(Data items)
---------------

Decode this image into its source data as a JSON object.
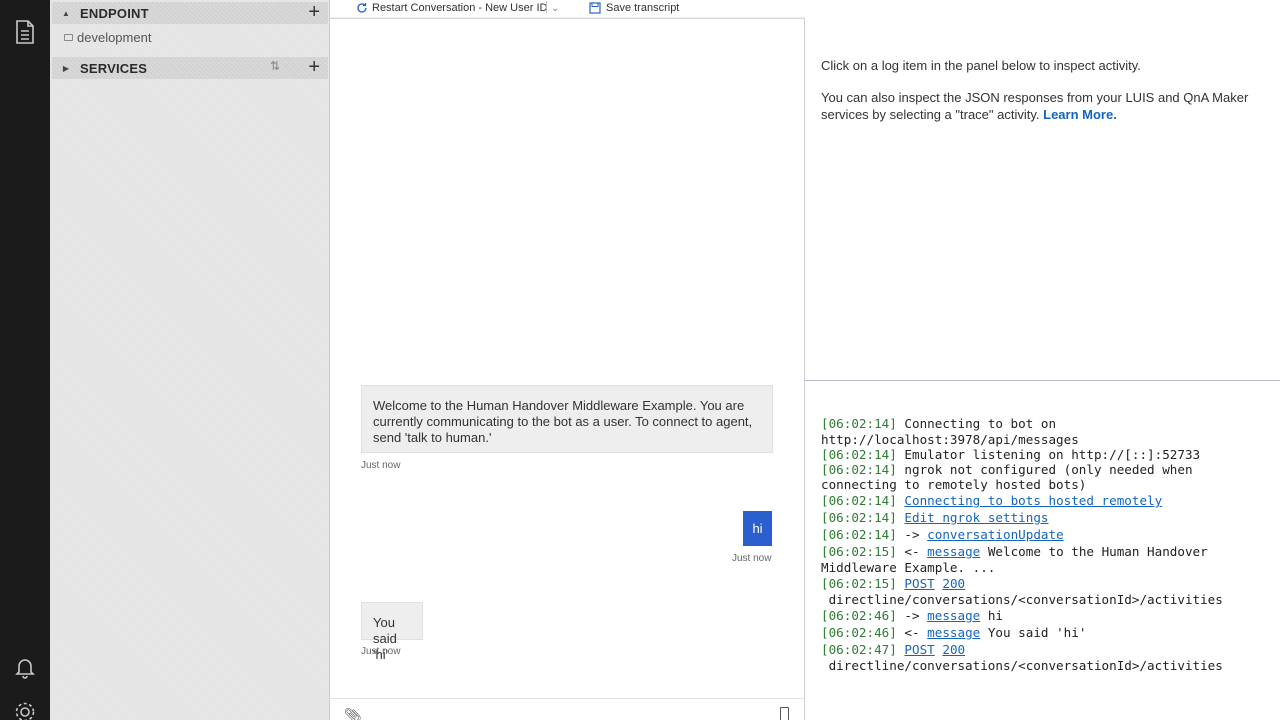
{
  "sidebar": {
    "endpoint_title": "ENDPOINT",
    "endpoint_item": "development",
    "services_title": "SERVICES"
  },
  "toolbar": {
    "restart_label": "Restart Conversation - New User ID",
    "save_label": "Save transcript"
  },
  "chat": {
    "welcome_message": "Welcome to the Human Handover Middleware Example. You are currently communicating to the bot as a user. To connect to agent, send 'talk to human.'",
    "welcome_time": "Just now",
    "user_message": "hi",
    "user_time": "Just now",
    "echo_message": "You said 'hi'",
    "echo_time": "Just now"
  },
  "inspector": {
    "hint": "Click on a log item in the panel below to inspect activity.",
    "json_hint": "You can also inspect the JSON responses from your LUIS and QnA Maker services by selecting a \"trace\" activity.",
    "learn_more": "Learn More."
  },
  "log": {
    "l1_time": "[06:02:14]",
    "l1_text": " Connecting to bot on",
    "l1b_text": "http://localhost:3978/api/messages",
    "l2_time": "[06:02:14]",
    "l2_text": " Emulator listening on http://[::]:52733",
    "l3_time": "[06:02:14]",
    "l3_text": " ngrok not configured (only needed when",
    "l3b_text": "connecting to remotely hosted bots)",
    "l4_time": "[06:02:14]",
    "l4_link": "Connecting to bots hosted remotely",
    "l5_time": "[06:02:14]",
    "l5_link": "Edit ngrok settings",
    "l6_time": "[06:02:14]",
    "l6_arrow": " -> ",
    "l6_link": "conversationUpdate",
    "l7_time": "[06:02:15]",
    "l7_arrow": " <- ",
    "l7_link": "message",
    "l7_text": " Welcome to the Human Handover",
    "l7b_text": "Middleware Example. ...",
    "l8_time": "[06:02:15]",
    "l8_method": "POST",
    "l8_status": "200",
    "l8b_text": " directline/conversations/<conversationId>/activities",
    "l9_time": "[06:02:46]",
    "l9_arrow": " -> ",
    "l9_link": "message",
    "l9_text": " hi",
    "l10_time": "[06:02:46]",
    "l10_arrow": " <- ",
    "l10_link": "message",
    "l10_text": " You said 'hi'",
    "l11_time": "[06:02:47]",
    "l11_method": "POST",
    "l11_status": "200",
    "l11b_text": " directline/conversations/<conversationId>/activities"
  }
}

---------------

PROMPT:
Go through the material line by line. Show each line that contains the string "activity".

TASK RESPONSE:
    "hint": "Click on a log item in the panel below to inspect activity.",
    "json_hint": "You can also inspect the JSON responses from your LUIS and QnA Maker services by selecting a \"trace\" activity.",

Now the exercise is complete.